▸ **WHAT YOU NEED TO DO**:
Set out each line from the following listing that includes the word "methods".

==================================================

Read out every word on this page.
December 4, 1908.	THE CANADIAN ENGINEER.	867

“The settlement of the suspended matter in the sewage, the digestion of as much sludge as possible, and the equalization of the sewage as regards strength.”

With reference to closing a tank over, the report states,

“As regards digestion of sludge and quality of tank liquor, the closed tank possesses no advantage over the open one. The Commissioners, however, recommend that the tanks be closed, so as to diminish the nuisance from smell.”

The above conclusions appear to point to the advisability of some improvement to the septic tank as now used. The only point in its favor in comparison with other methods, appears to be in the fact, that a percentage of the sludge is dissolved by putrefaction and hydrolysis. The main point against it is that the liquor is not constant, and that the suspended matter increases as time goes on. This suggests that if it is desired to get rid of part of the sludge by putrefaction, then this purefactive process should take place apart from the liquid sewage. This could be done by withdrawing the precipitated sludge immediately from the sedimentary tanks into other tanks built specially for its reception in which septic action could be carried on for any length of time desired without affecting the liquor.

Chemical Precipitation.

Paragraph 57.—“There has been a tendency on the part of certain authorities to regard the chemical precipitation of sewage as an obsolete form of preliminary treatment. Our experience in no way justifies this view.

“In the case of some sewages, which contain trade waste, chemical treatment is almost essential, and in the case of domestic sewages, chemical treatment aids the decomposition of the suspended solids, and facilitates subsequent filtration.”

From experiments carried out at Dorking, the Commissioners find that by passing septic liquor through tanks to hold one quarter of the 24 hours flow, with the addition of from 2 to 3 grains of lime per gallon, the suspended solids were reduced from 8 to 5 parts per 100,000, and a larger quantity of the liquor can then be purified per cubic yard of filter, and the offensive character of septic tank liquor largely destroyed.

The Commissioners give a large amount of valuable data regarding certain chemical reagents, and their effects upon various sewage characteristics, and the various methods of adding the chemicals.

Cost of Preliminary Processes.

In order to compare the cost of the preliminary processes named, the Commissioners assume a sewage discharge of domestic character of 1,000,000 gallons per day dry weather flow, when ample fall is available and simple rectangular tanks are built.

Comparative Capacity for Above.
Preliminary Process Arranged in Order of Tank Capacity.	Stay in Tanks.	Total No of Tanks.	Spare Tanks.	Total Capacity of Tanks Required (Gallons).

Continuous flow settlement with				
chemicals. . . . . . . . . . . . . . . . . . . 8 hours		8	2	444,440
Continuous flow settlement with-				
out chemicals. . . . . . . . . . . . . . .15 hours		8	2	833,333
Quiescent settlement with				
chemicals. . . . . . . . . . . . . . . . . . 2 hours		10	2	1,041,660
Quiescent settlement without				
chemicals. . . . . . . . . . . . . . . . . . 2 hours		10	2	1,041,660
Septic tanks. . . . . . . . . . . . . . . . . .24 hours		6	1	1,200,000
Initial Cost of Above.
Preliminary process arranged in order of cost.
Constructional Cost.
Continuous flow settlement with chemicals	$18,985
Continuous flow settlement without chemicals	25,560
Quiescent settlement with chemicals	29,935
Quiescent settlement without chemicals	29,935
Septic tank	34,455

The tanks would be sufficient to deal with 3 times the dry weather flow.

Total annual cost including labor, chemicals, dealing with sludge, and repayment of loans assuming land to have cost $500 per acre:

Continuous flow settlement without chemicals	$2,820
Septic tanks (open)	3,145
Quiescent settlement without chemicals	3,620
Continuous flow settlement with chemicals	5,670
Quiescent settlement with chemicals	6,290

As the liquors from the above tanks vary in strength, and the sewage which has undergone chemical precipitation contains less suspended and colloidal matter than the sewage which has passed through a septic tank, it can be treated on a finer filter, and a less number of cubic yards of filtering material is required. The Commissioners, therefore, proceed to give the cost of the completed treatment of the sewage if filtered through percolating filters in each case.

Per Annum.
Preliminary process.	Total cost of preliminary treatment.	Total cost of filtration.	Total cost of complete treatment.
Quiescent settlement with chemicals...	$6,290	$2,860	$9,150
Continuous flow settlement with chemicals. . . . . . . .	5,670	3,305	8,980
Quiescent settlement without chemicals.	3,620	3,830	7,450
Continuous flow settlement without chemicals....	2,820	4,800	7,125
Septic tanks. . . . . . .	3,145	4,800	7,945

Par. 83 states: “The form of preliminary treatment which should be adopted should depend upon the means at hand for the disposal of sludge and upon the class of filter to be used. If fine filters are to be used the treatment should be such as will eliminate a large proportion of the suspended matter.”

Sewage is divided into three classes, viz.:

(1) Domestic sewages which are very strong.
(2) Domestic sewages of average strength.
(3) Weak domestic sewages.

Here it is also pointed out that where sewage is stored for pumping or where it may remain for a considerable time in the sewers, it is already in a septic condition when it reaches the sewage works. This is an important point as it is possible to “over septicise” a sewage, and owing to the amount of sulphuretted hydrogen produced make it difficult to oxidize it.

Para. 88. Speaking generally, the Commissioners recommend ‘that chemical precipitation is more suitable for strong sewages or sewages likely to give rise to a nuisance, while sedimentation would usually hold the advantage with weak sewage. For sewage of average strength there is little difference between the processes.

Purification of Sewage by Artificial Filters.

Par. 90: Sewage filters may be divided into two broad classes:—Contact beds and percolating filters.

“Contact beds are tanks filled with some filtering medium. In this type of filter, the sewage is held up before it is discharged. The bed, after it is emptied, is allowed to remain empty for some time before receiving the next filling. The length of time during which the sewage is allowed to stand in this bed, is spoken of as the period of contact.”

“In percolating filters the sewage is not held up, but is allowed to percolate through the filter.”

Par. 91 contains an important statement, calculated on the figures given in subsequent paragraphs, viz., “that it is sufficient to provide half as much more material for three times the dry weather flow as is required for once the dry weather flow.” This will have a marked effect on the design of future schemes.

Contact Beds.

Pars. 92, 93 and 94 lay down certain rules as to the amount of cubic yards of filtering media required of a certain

==================================================

▸ **EXPECTED OUTPUT**:
The above conclusions appear to point to the advisability of some improvement to the septic tank as now used. The only point in its favor in comparison with other methods, appears to be in the fact, that a percentage of the sludge is dissolved by putrefaction and hydrolysis. The main point against it is that the liquor is not constant, and that the suspended matter increases as time goes on. This suggests that if it is desired to get rid of part of the sludge by putrefaction, then this purefactive process should take place apart from the liquid sewage. This could be done by withdrawing the precipitated sludge immediately from the sedimentary tanks into other tanks built specially for its reception in which septic action could be carried on for any length of time desired without affecting the liquor.
The Commissioners give a large amount of valuable data regarding certain chemical reagents, and their effects upon various sewage characteristics, and the various methods of adding the chemicals.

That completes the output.